Copy all the items below word for word, leaving out the pictures.

[DATA ROWS]
>> begin

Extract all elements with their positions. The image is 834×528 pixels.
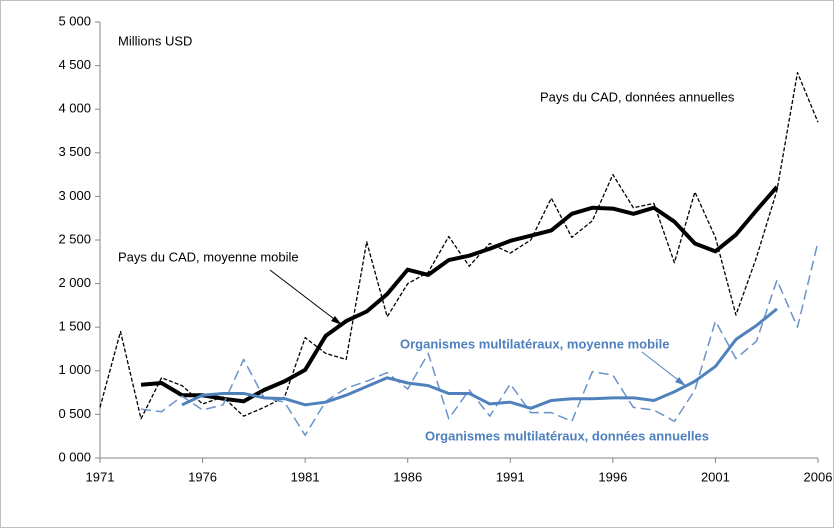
x-tick-label: 1991: [496, 469, 525, 484]
x-tick-label: 1986: [393, 469, 422, 484]
y-tick-label: 0 000: [58, 449, 91, 464]
annotation: Organismes multilatéraux, moyenne mobile: [400, 336, 669, 351]
annotation: Pays du CAD, moyenne mobile: [118, 249, 299, 264]
x-tick-label: 1976: [188, 469, 217, 484]
y-tick-label: 3 500: [58, 144, 91, 159]
y-tick-label: 1 500: [58, 319, 91, 334]
series-line: [140, 185, 779, 404]
x-tick-label: 1996: [598, 469, 627, 484]
series-line: [99, 71, 819, 420]
series-line: [181, 307, 778, 410]
series-line: [140, 241, 819, 437]
annotation: Pays du CAD, données annuelles: [540, 89, 735, 104]
x-tick-label: 1981: [291, 469, 320, 484]
y-tick-label: 5 000: [58, 13, 91, 28]
arrow: [269, 269, 339, 323]
x-tick-label: 1971: [86, 469, 115, 484]
annotation: Millions USD: [118, 33, 192, 48]
annotation: Organismes multilatéraux, données annuel…: [425, 428, 709, 443]
x-tick-label: 2006: [804, 469, 833, 484]
y-tick-label: 2 500: [58, 231, 91, 246]
arrowhead: [675, 377, 686, 386]
y-tick-label: 4 000: [58, 101, 91, 116]
x-tick-label: 2001: [701, 469, 730, 484]
y-tick-label: 1 000: [58, 362, 91, 377]
y-tick-label: 0 500: [58, 406, 91, 421]
arrow: [641, 351, 683, 384]
arrowhead: [331, 316, 342, 325]
y-tick-label: 3 000: [58, 188, 91, 203]
y-tick-label: 2 000: [58, 275, 91, 290]
y-tick-label: 4 500: [58, 57, 91, 72]
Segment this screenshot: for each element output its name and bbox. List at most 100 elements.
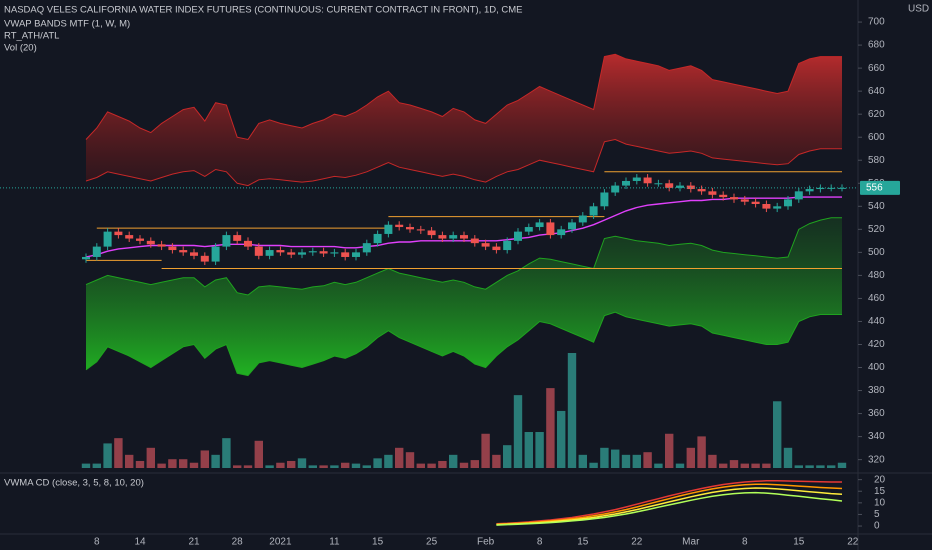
volume-bar [686, 447, 695, 468]
y-tick-label: 420 [868, 339, 885, 350]
candle-body [276, 250, 285, 253]
candle-body [773, 206, 782, 209]
volume-bar [513, 395, 523, 468]
candle-body [287, 252, 296, 255]
volume-bar [449, 454, 458, 468]
volume-bar [308, 465, 317, 468]
x-tick-label: 22 [631, 537, 643, 548]
x-tick-label: 8 [537, 537, 543, 548]
candle-body [449, 235, 458, 239]
volume-bar [114, 438, 123, 468]
x-tick-label: 15 [577, 537, 589, 548]
volume-bar [189, 462, 199, 468]
x-tick-label: 28 [232, 537, 244, 548]
y-tick-label: 360 [868, 408, 885, 419]
volume-bar [427, 463, 436, 468]
candle-body [384, 224, 393, 234]
candle-body [92, 246, 101, 257]
candle-body [816, 187, 825, 190]
volume-bar [168, 459, 177, 468]
volume-bar [794, 465, 803, 468]
last-price-box [860, 180, 900, 195]
volume-bar [265, 465, 274, 468]
candle-body [200, 255, 209, 262]
volume-bar [578, 454, 587, 468]
volume-bar [524, 432, 533, 468]
volume-bar [708, 454, 717, 468]
y-tick-label: 15 [874, 486, 886, 497]
candle-body [265, 250, 274, 256]
band-edge [85, 217, 842, 296]
volume-bar [654, 463, 663, 468]
volume-bar [416, 463, 425, 468]
candle-body [330, 252, 339, 254]
x-tick-label: Mar [682, 537, 700, 548]
candle-body [632, 177, 641, 181]
volume-bar [665, 433, 674, 468]
candle-body [438, 235, 447, 239]
y-tick-label: 520 [868, 224, 885, 235]
y-tick-label: 540 [868, 201, 885, 212]
y-tick-label: 480 [868, 270, 885, 281]
y-tick-label: 0 [874, 521, 880, 532]
volume-bar [373, 458, 382, 468]
volume-bar [751, 463, 760, 468]
y-tick-label: 640 [868, 86, 885, 97]
volume-bar [611, 449, 620, 468]
candle-body [762, 204, 771, 209]
candle-body [730, 197, 738, 200]
candle-body [697, 189, 706, 192]
indicator-line [496, 487, 843, 526]
volume-bar [621, 454, 631, 468]
indicator-label: Vol (20) [4, 43, 37, 54]
volume-bar [546, 388, 555, 468]
candle-body [643, 177, 652, 184]
candle-body [136, 238, 144, 241]
candle-body [427, 230, 436, 236]
candle-body [708, 191, 717, 195]
band-fill [86, 217, 842, 376]
candle-body [168, 246, 177, 251]
volume-bar [783, 447, 793, 468]
candle-body [308, 251, 317, 253]
volume-bar [438, 460, 447, 468]
candle-body [146, 240, 155, 245]
volume-bar [740, 463, 749, 468]
volume-bar [405, 452, 415, 468]
x-tick-label: 8 [742, 537, 748, 548]
x-tick-label: 11 [329, 537, 340, 548]
candle-body [82, 256, 90, 260]
volume-bar [384, 454, 393, 468]
y-tick-label: 600 [868, 132, 885, 143]
volume-bar [146, 447, 155, 468]
band-fill [86, 54, 842, 186]
candle-body [492, 246, 501, 251]
candle-body [179, 250, 188, 253]
indicator-label: VWAP BANDS MTF (1, W, M) [4, 19, 130, 30]
volume-bar [233, 465, 242, 468]
candle-body [784, 199, 792, 207]
candle-body [546, 222, 555, 236]
volume-bar [459, 462, 469, 468]
y-tick-label: 20 [874, 474, 886, 485]
volume-bar [319, 465, 328, 468]
x-tick-label: 8 [94, 537, 100, 548]
candle-body [654, 183, 663, 185]
y-tick-label: 660 [868, 63, 885, 74]
candle-body [794, 191, 803, 200]
x-tick-label: 15 [793, 537, 805, 548]
candle-body [406, 227, 414, 230]
volume-bar [211, 454, 220, 468]
y-tick-label: 5 [874, 509, 880, 520]
candle-body [535, 222, 544, 228]
x-tick-label: 25 [426, 537, 438, 548]
candle-body [352, 252, 360, 257]
indicator-label: VWMA CD (close, 3, 5, 8, 10, 20) [4, 478, 144, 489]
candle-body [805, 189, 814, 192]
candle-body [751, 201, 760, 204]
candle-body [719, 194, 728, 198]
indicator-line [496, 480, 842, 525]
volume-bar [297, 458, 307, 468]
indicator-line [496, 491, 843, 526]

>> end

[RESPONSE TO THE TASK]
Extract all elements with their positions. The image is 834×528 pixels.
x-tick-label: 1991: [496, 469, 525, 484]
x-tick-label: 1986: [393, 469, 422, 484]
y-tick-label: 0 000: [58, 449, 91, 464]
annotation: Organismes multilatéraux, moyenne mobile: [400, 336, 669, 351]
annotation: Pays du CAD, moyenne mobile: [118, 249, 299, 264]
x-tick-label: 1976: [188, 469, 217, 484]
y-tick-label: 3 500: [58, 144, 91, 159]
y-tick-label: 1 500: [58, 319, 91, 334]
series-line: [140, 185, 779, 404]
x-tick-label: 1996: [598, 469, 627, 484]
series-line: [99, 71, 819, 420]
series-line: [181, 307, 778, 410]
series-line: [140, 241, 819, 437]
annotation: Pays du CAD, données annuelles: [540, 89, 735, 104]
x-tick-label: 1981: [291, 469, 320, 484]
y-tick-label: 5 000: [58, 13, 91, 28]
arrow: [269, 269, 339, 323]
x-tick-label: 1971: [86, 469, 115, 484]
annotation: Millions USD: [118, 33, 192, 48]
annotation: Organismes multilatéraux, données annuel…: [425, 428, 709, 443]
x-tick-label: 2006: [804, 469, 833, 484]
y-tick-label: 2 500: [58, 231, 91, 246]
arrowhead: [675, 377, 686, 386]
y-tick-label: 4 000: [58, 101, 91, 116]
x-tick-label: 2001: [701, 469, 730, 484]
y-tick-label: 1 000: [58, 362, 91, 377]
y-tick-label: 0 500: [58, 406, 91, 421]
arrow: [641, 351, 683, 384]
arrowhead: [331, 316, 342, 325]
y-tick-label: 3 000: [58, 188, 91, 203]
y-tick-label: 2 000: [58, 275, 91, 290]
y-tick-label: 4 500: [58, 57, 91, 72]
Segment this screenshot: for each element output its name and bbox. List at most 100 elements.
volume-bar [686, 447, 695, 468]
y-tick-label: 420 [868, 339, 885, 350]
candle-body [276, 250, 285, 253]
candle-body [773, 206, 782, 209]
volume-bar [513, 395, 523, 468]
candle-body [287, 252, 296, 255]
volume-bar [449, 454, 458, 468]
volume-bar [308, 465, 317, 468]
x-tick-label: 22 [631, 537, 643, 548]
x-tick-label: 8 [537, 537, 543, 548]
candle-body [449, 235, 458, 239]
volume-bar [114, 438, 123, 468]
x-tick-label: 15 [577, 537, 589, 548]
volume-bar [189, 462, 199, 468]
x-tick-label: 28 [232, 537, 244, 548]
y-tick-label: 360 [868, 408, 885, 419]
volume-bar [427, 463, 436, 468]
candle-body [384, 224, 393, 234]
candle-body [92, 246, 101, 257]
candle-body [816, 187, 825, 190]
volume-bar [168, 459, 177, 468]
volume-bar [794, 465, 803, 468]
last-price-box [860, 180, 900, 195]
volume-bar [265, 465, 274, 468]
candle-body [200, 255, 209, 262]
volume-bar [578, 454, 587, 468]
volume-bar [524, 432, 533, 468]
volume-bar [708, 454, 717, 468]
y-tick-label: 15 [874, 486, 886, 497]
candle-body [265, 250, 274, 256]
band-edge [85, 217, 842, 296]
volume-bar [654, 463, 663, 468]
volume-bar [416, 463, 425, 468]
candle-body [330, 252, 339, 254]
x-tick-label: Mar [682, 537, 700, 548]
candle-body [632, 177, 641, 181]
volume-bar [665, 433, 674, 468]
candle-body [438, 235, 447, 239]
y-tick-label: 520 [868, 224, 885, 235]
y-tick-label: 540 [868, 201, 885, 212]
y-tick-label: 480 [868, 270, 885, 281]
y-tick-label: 0 [874, 521, 880, 532]
volume-bar [373, 458, 382, 468]
volume-bar [751, 463, 760, 468]
y-tick-label: 640 [868, 86, 885, 97]
volume-bar [611, 449, 620, 468]
candle-body [762, 204, 771, 209]
candle-body [730, 197, 738, 200]
candle-body [697, 189, 706, 192]
indicator-line [496, 487, 843, 526]
volume-bar [621, 454, 631, 468]
indicator-label: Vol (20) [4, 43, 37, 54]
volume-bar [546, 388, 555, 468]
candle-body [643, 177, 652, 184]
candle-body [136, 238, 144, 241]
candle-body [427, 230, 436, 236]
candle-body [708, 191, 717, 195]
band-fill [86, 217, 842, 376]
candle-body [168, 246, 177, 251]
volume-bar [783, 447, 793, 468]
candle-body [308, 251, 317, 253]
volume-bar [438, 460, 447, 468]
candle-body [146, 240, 155, 245]
volume-bar [740, 463, 749, 468]
volume-bar [405, 452, 415, 468]
x-tick-label: 8 [742, 537, 748, 548]
x-tick-label: 11 [329, 537, 340, 548]
candle-body [82, 256, 90, 260]
volume-bar [384, 454, 393, 468]
y-tick-label: 600 [868, 132, 885, 143]
volume-bar [146, 447, 155, 468]
band-fill [86, 54, 842, 186]
candle-body [492, 246, 501, 251]
candle-body [179, 250, 188, 253]
indicator-label: VWAP BANDS MTF (1, W, M) [4, 19, 130, 30]
volume-bar [233, 465, 242, 468]
candle-body [784, 199, 792, 207]
candle-body [546, 222, 555, 236]
volume-bar [459, 462, 469, 468]
y-tick-label: 20 [874, 474, 886, 485]
volume-bar [319, 465, 328, 468]
x-tick-label: 8 [94, 537, 100, 548]
candle-body [654, 183, 663, 185]
y-tick-label: 660 [868, 63, 885, 74]
candle-body [794, 191, 803, 200]
x-tick-label: 15 [793, 537, 805, 548]
candle-body [406, 227, 414, 230]
volume-bar [211, 454, 220, 468]
y-tick-label: 5 [874, 509, 880, 520]
candle-body [535, 222, 544, 228]
x-tick-label: 25 [426, 537, 438, 548]
candle-body [352, 252, 360, 257]
indicator-label: VWMA CD (close, 3, 5, 8, 10, 20) [4, 478, 144, 489]
candle-body [805, 189, 814, 192]
candle-body [751, 201, 760, 204]
candle-body [719, 194, 728, 198]
indicator-line [496, 480, 842, 525]
volume-bar [297, 458, 307, 468]
indicator-line [496, 491, 843, 526]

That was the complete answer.